Job =>
Copy each line in which the string "JSON" occurs.

Provided entries =>
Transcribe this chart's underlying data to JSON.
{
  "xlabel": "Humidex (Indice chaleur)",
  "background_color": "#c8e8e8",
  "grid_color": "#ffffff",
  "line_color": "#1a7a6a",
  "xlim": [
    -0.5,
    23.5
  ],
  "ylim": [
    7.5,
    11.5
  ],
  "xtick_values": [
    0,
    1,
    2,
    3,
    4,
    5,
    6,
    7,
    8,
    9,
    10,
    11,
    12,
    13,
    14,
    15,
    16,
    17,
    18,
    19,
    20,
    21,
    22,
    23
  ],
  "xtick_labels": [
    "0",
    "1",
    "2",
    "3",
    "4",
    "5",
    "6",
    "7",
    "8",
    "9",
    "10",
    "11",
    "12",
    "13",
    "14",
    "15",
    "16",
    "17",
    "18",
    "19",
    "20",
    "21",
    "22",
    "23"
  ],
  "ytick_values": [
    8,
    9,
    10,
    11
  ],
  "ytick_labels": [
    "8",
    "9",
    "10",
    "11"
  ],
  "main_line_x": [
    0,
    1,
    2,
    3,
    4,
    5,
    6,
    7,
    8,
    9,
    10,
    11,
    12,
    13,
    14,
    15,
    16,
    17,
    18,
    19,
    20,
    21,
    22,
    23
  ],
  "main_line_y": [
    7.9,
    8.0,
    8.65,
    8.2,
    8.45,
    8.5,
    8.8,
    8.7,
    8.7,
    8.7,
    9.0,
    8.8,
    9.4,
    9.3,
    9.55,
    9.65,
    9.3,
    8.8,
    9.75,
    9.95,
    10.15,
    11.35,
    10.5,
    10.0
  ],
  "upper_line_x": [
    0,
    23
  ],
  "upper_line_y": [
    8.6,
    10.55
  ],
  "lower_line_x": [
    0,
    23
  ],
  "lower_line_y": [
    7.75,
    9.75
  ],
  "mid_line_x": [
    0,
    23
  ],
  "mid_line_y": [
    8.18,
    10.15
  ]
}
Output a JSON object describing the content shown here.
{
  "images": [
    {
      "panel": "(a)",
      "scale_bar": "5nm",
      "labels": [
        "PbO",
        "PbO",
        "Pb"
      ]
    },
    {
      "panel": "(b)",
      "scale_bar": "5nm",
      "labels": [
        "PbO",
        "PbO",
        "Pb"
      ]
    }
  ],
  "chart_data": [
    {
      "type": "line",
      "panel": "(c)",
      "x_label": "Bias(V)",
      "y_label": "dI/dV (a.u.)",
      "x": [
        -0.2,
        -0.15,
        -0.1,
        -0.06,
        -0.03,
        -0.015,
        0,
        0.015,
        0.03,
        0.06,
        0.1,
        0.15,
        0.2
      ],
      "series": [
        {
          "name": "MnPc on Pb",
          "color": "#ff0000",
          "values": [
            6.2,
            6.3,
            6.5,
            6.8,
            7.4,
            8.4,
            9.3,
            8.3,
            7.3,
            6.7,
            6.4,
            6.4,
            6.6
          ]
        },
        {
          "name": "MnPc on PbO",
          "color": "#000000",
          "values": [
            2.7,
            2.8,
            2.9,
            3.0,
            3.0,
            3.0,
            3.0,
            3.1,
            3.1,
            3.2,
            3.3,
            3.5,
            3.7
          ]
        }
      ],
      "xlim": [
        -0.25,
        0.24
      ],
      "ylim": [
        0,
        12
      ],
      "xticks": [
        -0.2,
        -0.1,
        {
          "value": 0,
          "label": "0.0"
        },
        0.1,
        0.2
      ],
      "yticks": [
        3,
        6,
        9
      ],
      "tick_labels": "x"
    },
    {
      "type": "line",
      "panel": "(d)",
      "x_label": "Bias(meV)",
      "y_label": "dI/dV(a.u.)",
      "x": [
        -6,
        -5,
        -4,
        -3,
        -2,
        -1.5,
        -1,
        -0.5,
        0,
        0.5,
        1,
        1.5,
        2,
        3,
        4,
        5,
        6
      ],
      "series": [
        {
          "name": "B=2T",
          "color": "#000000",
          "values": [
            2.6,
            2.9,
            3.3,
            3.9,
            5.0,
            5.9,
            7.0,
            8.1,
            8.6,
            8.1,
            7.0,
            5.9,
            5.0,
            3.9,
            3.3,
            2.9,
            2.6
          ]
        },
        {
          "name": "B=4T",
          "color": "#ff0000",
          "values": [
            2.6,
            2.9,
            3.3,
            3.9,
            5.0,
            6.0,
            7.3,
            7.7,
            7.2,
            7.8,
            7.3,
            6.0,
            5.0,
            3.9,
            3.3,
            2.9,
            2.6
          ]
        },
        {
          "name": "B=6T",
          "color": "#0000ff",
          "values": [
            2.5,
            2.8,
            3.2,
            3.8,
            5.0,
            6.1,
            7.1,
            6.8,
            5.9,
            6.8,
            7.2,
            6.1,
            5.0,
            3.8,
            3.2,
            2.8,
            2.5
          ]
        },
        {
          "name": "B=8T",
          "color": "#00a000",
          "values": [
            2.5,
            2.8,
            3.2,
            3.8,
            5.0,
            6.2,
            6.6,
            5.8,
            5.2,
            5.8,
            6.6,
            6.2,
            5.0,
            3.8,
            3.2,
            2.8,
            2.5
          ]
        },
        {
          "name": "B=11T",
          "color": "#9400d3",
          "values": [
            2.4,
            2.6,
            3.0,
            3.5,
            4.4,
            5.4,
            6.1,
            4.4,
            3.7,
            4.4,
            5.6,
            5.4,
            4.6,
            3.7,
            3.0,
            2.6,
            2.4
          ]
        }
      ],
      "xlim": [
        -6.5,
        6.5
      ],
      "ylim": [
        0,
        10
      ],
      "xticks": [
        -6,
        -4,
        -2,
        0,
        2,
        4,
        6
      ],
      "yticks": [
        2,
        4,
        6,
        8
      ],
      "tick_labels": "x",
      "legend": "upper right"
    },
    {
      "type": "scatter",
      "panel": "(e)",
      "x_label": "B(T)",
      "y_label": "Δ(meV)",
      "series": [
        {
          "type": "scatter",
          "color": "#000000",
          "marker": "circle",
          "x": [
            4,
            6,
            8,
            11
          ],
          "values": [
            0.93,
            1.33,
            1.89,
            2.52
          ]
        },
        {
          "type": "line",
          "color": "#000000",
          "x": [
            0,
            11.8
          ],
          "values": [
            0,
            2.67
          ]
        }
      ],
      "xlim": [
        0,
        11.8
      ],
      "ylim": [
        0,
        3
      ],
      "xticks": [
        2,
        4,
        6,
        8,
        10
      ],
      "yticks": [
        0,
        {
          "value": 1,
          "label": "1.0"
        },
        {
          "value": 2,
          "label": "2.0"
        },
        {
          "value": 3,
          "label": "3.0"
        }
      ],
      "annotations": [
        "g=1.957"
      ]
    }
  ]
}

Complete answer =>
Transcribe this chart's underlying data to JSON.
Output a JSON object describing the content shown here.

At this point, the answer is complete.